### WORK TO BE COMPLETED
Give the number of lines below that contain the word "Eocell", and nothing else.

= = = =

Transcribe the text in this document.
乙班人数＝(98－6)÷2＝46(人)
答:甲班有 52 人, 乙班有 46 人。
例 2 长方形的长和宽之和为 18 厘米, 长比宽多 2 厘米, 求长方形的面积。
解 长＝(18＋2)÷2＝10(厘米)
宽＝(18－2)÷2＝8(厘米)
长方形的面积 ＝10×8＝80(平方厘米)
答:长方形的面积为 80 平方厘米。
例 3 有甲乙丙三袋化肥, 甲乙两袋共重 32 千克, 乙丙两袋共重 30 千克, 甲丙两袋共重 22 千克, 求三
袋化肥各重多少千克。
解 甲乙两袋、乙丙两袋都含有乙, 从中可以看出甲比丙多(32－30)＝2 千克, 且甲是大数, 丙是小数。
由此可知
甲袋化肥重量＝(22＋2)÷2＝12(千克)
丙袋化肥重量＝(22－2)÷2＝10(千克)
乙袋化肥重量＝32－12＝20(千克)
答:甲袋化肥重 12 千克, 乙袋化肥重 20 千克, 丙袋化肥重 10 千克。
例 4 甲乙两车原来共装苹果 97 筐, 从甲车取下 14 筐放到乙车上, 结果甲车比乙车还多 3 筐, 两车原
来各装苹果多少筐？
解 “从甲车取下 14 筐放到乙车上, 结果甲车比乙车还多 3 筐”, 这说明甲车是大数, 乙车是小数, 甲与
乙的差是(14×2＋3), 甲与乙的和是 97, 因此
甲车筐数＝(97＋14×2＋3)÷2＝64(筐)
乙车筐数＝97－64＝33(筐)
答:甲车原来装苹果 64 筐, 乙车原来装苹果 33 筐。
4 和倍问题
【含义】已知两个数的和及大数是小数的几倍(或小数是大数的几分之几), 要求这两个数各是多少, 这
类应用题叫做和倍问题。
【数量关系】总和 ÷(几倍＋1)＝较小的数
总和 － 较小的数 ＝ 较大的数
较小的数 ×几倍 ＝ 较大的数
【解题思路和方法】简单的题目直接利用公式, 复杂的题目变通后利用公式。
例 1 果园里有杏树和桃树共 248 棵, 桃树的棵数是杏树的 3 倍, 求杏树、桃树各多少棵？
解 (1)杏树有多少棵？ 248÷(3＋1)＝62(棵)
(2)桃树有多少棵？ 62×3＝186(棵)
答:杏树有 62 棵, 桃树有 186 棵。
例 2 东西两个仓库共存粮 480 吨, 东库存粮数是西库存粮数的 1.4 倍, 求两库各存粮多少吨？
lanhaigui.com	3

= = = =

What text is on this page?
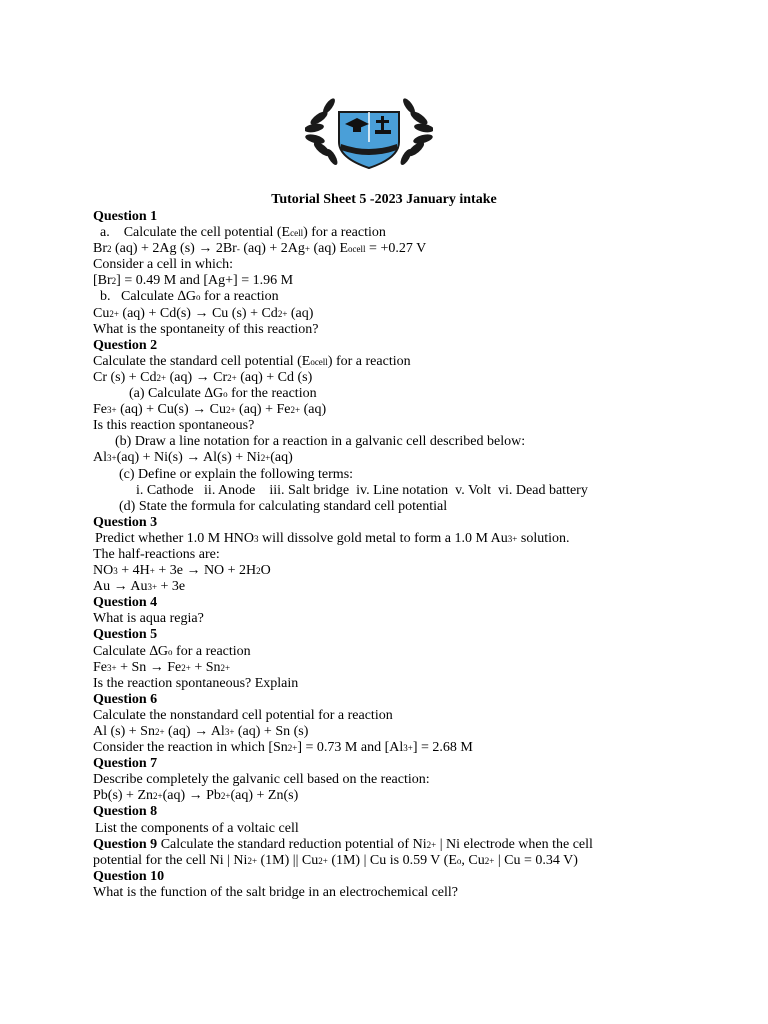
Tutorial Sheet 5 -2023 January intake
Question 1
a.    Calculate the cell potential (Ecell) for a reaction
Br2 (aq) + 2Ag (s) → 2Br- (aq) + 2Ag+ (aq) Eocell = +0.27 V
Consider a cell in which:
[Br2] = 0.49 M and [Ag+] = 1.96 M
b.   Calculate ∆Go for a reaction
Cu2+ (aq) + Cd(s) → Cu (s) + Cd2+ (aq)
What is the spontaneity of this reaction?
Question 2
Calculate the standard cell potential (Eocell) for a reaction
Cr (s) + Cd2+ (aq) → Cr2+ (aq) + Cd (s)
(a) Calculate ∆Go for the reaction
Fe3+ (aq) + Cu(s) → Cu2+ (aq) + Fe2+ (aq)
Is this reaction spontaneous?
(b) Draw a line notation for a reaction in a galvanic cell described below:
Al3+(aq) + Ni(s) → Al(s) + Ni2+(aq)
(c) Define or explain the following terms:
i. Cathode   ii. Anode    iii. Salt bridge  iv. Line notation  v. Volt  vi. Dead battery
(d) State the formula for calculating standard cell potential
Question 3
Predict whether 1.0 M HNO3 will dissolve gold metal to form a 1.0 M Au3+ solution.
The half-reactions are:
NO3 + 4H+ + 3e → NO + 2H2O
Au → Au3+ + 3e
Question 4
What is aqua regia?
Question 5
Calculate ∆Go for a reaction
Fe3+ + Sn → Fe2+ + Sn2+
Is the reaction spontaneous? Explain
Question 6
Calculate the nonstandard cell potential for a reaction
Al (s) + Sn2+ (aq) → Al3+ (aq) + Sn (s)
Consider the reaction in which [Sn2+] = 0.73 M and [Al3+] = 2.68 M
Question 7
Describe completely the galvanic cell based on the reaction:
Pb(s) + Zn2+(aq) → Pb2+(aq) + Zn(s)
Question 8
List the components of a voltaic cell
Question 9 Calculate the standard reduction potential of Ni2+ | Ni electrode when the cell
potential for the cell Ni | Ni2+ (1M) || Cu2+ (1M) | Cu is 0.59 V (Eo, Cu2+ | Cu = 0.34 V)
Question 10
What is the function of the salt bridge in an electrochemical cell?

= = = =

### RESPONSE BELOW
2